To do: Each line below should be retyped exactly, with no pictures.

Stored data:
━━━━
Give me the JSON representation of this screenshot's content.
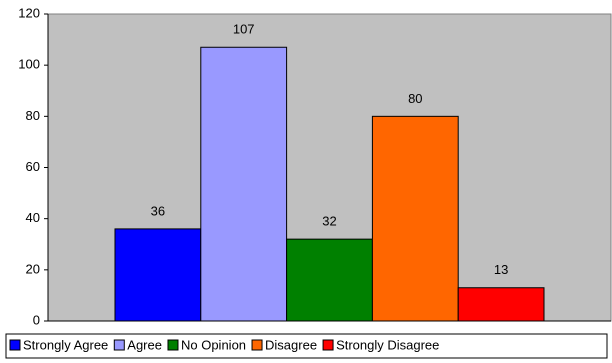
{
  "chart_data": {
    "type": "bar",
    "categories": [
      null
    ],
    "series": [
      {
        "name": "Strongly Agree",
        "color": "#0000ff",
        "values": [
          36
        ]
      },
      {
        "name": "Agree",
        "color": "#9999ff",
        "values": [
          107
        ]
      },
      {
        "name": "No Opinion",
        "color": "#008000",
        "values": [
          32
        ]
      },
      {
        "name": "Disagree",
        "color": "#ff6600",
        "values": [
          80
        ]
      },
      {
        "name": "Strongly Disagree",
        "color": "#ff0000",
        "values": [
          13
        ]
      }
    ],
    "ylim": [
      0,
      120
    ],
    "yticks": [
      0,
      20,
      40,
      60,
      80,
      100,
      120
    ],
    "grid": false,
    "legend": "bottom",
    "plot_background": "#c0c0c0"
  }
}
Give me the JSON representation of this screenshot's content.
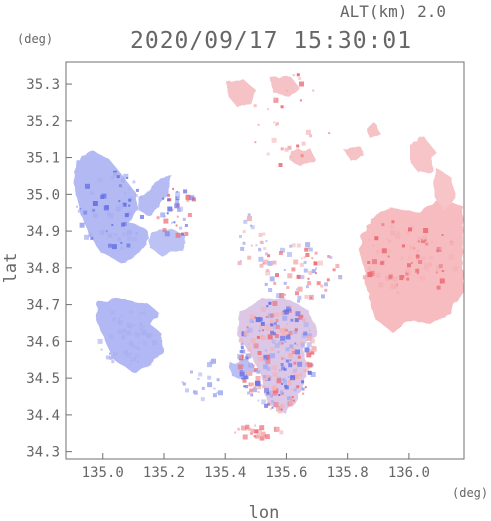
{
  "header": {
    "altitude_label": "ALT(km)  2.0",
    "timestamp": "2020/09/17 15:30:01"
  },
  "axes": {
    "x_label": "lon",
    "x_unit": "(deg)",
    "y_label": "lat",
    "y_unit": "(deg)",
    "x_ticks": [
      "135.0",
      "135.2",
      "135.4",
      "135.6",
      "135.8",
      "136.0"
    ],
    "y_ticks": [
      "35.3",
      "35.2",
      "35.1",
      "35.0",
      "34.9",
      "34.8",
      "34.7",
      "34.6",
      "34.5",
      "34.4",
      "34.3"
    ]
  },
  "chart_data": {
    "type": "heatmap",
    "x_range": [
      134.88,
      136.18
    ],
    "y_range": [
      34.28,
      35.36
    ],
    "grid": false,
    "colors": {
      "negative": "#a9b0f0",
      "positive": "#f4b2b6",
      "strong_negative": "#6a74e6",
      "strong_positive": "#ec6e76"
    },
    "x_ticks": [
      135.0,
      135.2,
      135.4,
      135.6,
      135.8,
      136.0
    ],
    "y_ticks": [
      35.3,
      35.2,
      35.1,
      35.0,
      34.9,
      34.8,
      34.7,
      34.6,
      34.5,
      34.4,
      34.3
    ]
  }
}
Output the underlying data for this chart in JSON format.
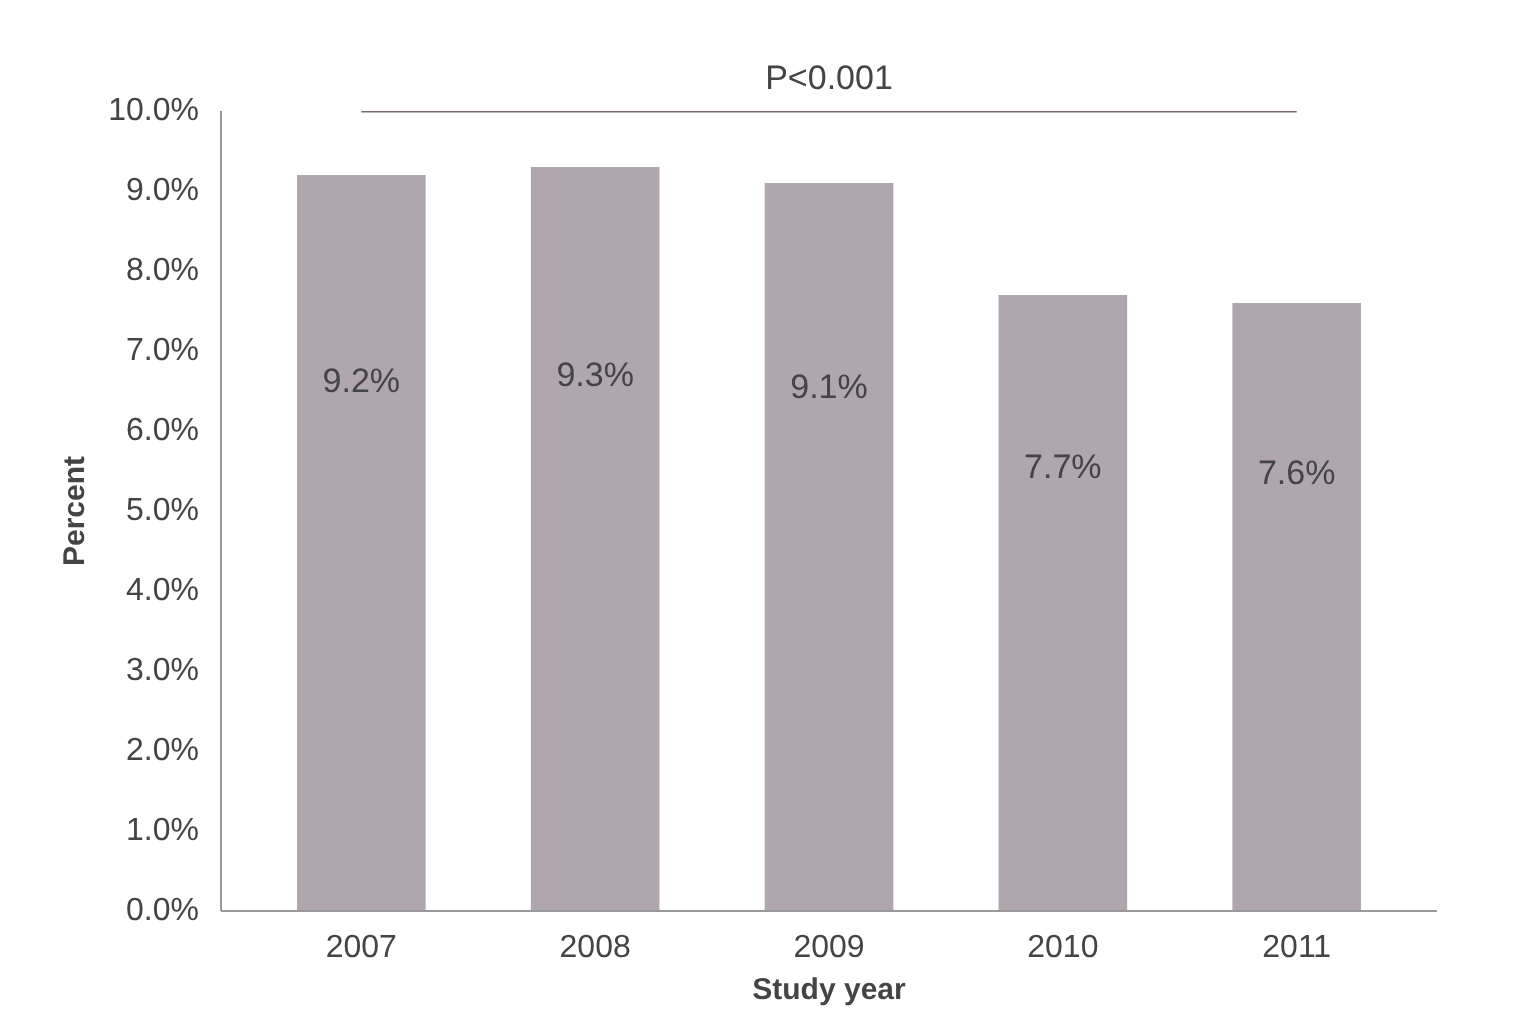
{
  "chart_data": {
    "type": "bar",
    "xlabel": "Study year",
    "ylabel": "Percent",
    "categories": [
      "2007",
      "2008",
      "2009",
      "2010",
      "2011"
    ],
    "values": [
      9.2,
      9.3,
      9.1,
      7.7,
      7.6
    ],
    "value_labels": [
      "9.2%",
      "9.3%",
      "9.1%",
      "7.7%",
      "7.6%"
    ],
    "color": "#b0a6ae",
    "ylim": [
      0,
      10
    ],
    "yticks": [
      {
        "value": 0,
        "label": "0.0%"
      },
      {
        "value": 1,
        "label": "1.0%"
      },
      {
        "value": 2,
        "label": "2.0%"
      },
      {
        "value": 3,
        "label": "3.0%"
      },
      {
        "value": 4,
        "label": "4.0%"
      },
      {
        "value": 5,
        "label": "5.0%"
      },
      {
        "value": 6,
        "label": "6.0%"
      },
      {
        "value": 7,
        "label": "7.0%"
      },
      {
        "value": 8,
        "label": "8.0%"
      },
      {
        "value": 9,
        "label": "9.0%"
      },
      {
        "value": 10,
        "label": "10.0%"
      }
    ],
    "annotations": [
      "P<0.001"
    ],
    "grid": false
  }
}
━━━━
Finished exercise:
Give me the JSON representation of this screenshot's content.
{
  "chart_data": {
    "type": "bar",
    "categories": [
      null
    ],
    "series": [
      {
        "name": "Strongly Agree",
        "color": "#0000ff",
        "values": [
          36
        ]
      },
      {
        "name": "Agree",
        "color": "#9999ff",
        "values": [
          107
        ]
      },
      {
        "name": "No Opinion",
        "color": "#008000",
        "values": [
          32
        ]
      },
      {
        "name": "Disagree",
        "color": "#ff6600",
        "values": [
          80
        ]
      },
      {
        "name": "Strongly Disagree",
        "color": "#ff0000",
        "values": [
          13
        ]
      }
    ],
    "ylim": [
      0,
      120
    ],
    "yticks": [
      0,
      20,
      40,
      60,
      80,
      100,
      120
    ],
    "grid": false,
    "legend": "bottom",
    "plot_background": "#c0c0c0"
  }
}
Give me the JSON representation of this screenshot's content.
{
  "header": {
    "altitude_label": "ALT(km)  2.0",
    "timestamp": "2020/09/17 15:30:01"
  },
  "axes": {
    "x_label": "lon",
    "x_unit": "(deg)",
    "y_label": "lat",
    "y_unit": "(deg)",
    "x_ticks": [
      "135.0",
      "135.2",
      "135.4",
      "135.6",
      "135.8",
      "136.0"
    ],
    "y_ticks": [
      "35.3",
      "35.2",
      "35.1",
      "35.0",
      "34.9",
      "34.8",
      "34.7",
      "34.6",
      "34.5",
      "34.4",
      "34.3"
    ]
  },
  "chart_data": {
    "type": "heatmap",
    "x_range": [
      134.88,
      136.18
    ],
    "y_range": [
      34.28,
      35.36
    ],
    "grid": false,
    "colors": {
      "negative": "#a9b0f0",
      "positive": "#f4b2b6",
      "strong_negative": "#6a74e6",
      "strong_positive": "#ec6e76"
    },
    "x_ticks": [
      135.0,
      135.2,
      135.4,
      135.6,
      135.8,
      136.0
    ],
    "y_ticks": [
      35.3,
      35.2,
      35.1,
      35.0,
      34.9,
      34.8,
      34.7,
      34.6,
      34.5,
      34.4,
      34.3
    ]
  }
}
Output the underlying data for this chart in JSON format.
{
  "chart_data": {
    "type": "bar",
    "xlabel": "Study year",
    "ylabel": "Percent",
    "categories": [
      "2007",
      "2008",
      "2009",
      "2010",
      "2011"
    ],
    "values": [
      9.2,
      9.3,
      9.1,
      7.7,
      7.6
    ],
    "value_labels": [
      "9.2%",
      "9.3%",
      "9.1%",
      "7.7%",
      "7.6%"
    ],
    "color": "#b0a6ae",
    "ylim": [
      0,
      10
    ],
    "yticks": [
      {
        "value": 0,
        "label": "0.0%"
      },
      {
        "value": 1,
        "label": "1.0%"
      },
      {
        "value": 2,
        "label": "2.0%"
      },
      {
        "value": 3,
        "label": "3.0%"
      },
      {
        "value": 4,
        "label": "4.0%"
      },
      {
        "value": 5,
        "label": "5.0%"
      },
      {
        "value": 6,
        "label": "6.0%"
      },
      {
        "value": 7,
        "label": "7.0%"
      },
      {
        "value": 8,
        "label": "8.0%"
      },
      {
        "value": 9,
        "label": "9.0%"
      },
      {
        "value": 10,
        "label": "10.0%"
      }
    ],
    "annotations": [
      "P<0.001"
    ],
    "grid": false
  }
}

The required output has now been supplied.